### Excerpt to read
— START —

2.2 Conceptual Framework
The International Financial Reporting Standards (IFRS) is a recent phenomenon pertaining to accounting standards. The national boundaries of capital markets began to take different shapes form the 1960’s to 1970’s and the 1980’s, this raised serious concerns about the difficulty in the comparability of financial information of one country to another especially when it involves international investors, lenders and other users of such financial information.
The period witnessed also an expansion in the operation of many business activities across national boundaries. Governments of different countries regulate and tax businesses that operate within their boundaries. It is this regulation and taxation that lead to the need for financial information. According to Musa (2000 as cited in Muhammed 2011) this government and tax authorities became strong advocates for global accounting standards.
The adoption of the International Financial Reporting Standards (IFRS) as a global reporting institutional framework for Nigeria financial reporting has its benefits. However, these benefits may not be fully achieved with the provisions of IFRS in total contrast with other accounting institutional framework within the country (Aruomoaghe & Esekhile, 2013).
It is therefore necessary for the legislative arm of the Nigerian Government to take the bull by the horn and urgently make the necessary amendments to the already existing law at variance with the provisions of IFRS. It is for such reasons that many International firms and bodies such as the World Bank, The International Monetary Fund (IMF), the Basel Committee on Banking Supervision, the United Nation (UN), the Organization for Economic Corporation (OECD) and the International Organization of Securities Commission (IOSCO), have publicly pursued the use of a global accounting standards.
Musa (2000, as cited in Muhammed, 2011) stated that these developments led to the formation of the International Accounting Standards Committee (IASC) in 1973 with the objectives of formulating and publishing in the public interest, accounting standards to be observed in the presentation of financial statements and to promote their world wide acceptance and observance.
The International Accounting Standard Committee (IASC), a body of professional accountancy bodies of independent countries, formed in June 1973 by the International Federation of Accountants (IFAC), produced the first set of International Accounting Standards known as the International Accounting Standards (IAS) between 1973 and 2001 (Roadmap, 2010). The IASB after the change in 2001 from IASC to IASB publishes its standards in a series of pronouncements called the International Financial Reporting Standards (IFRS).
In one of its earliest actions, IASB voted to make clear that IASs issued by the former IASC continue with full force and effect unless until the IASB amends or replaces them. The board announced that the term ‘IFRS’ should be understood to include IAS including the old interpretations given by the Standing Interpretations Committee (SIC) now referred to as the International Financial Reporting Interpretations Committee (IFRIC) Musa (2000 as cited in Muhammad, 2011).

— END —

### Tasks and exercises
- a) According to the excerpt on international accounting standards, in what month and year was the International Accounting Standards Committee formed?
- b) Carry on the excerpt on international accounting standards from the point where it stops.

### Data segment

— START —

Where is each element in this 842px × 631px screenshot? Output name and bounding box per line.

— END —

### Exercise responses
- a) June 1973

- b)
According to Roadmap (2010), IFRS are a single set of high-quality understandable standards for general purpose financial reporting which are principles-based in contrast to the rules-based approach. IFRS comprises of three types of documents: IAS; IFRS; and the International Financial Reporting Issues Committee Statements (IFRICs) formerly called the Standing Interpretation Committee Statements (SICs). IFRSs are designed to encourage professional judgment and discourage over reliance on detailed rules.
The implementation of International Accounting Standards is more through persuasion and not mandatory on any country’s professional accountancy bodies who are members of the Board. These standards have the problem of automatic adoption and by all countries on account of differences in background and tradition of countries, differences in the needs by various economic environment and the perceived challenges to sovereignty of states in making and enforcing standards Fantl (1971, as cited in Akhidime, 2010).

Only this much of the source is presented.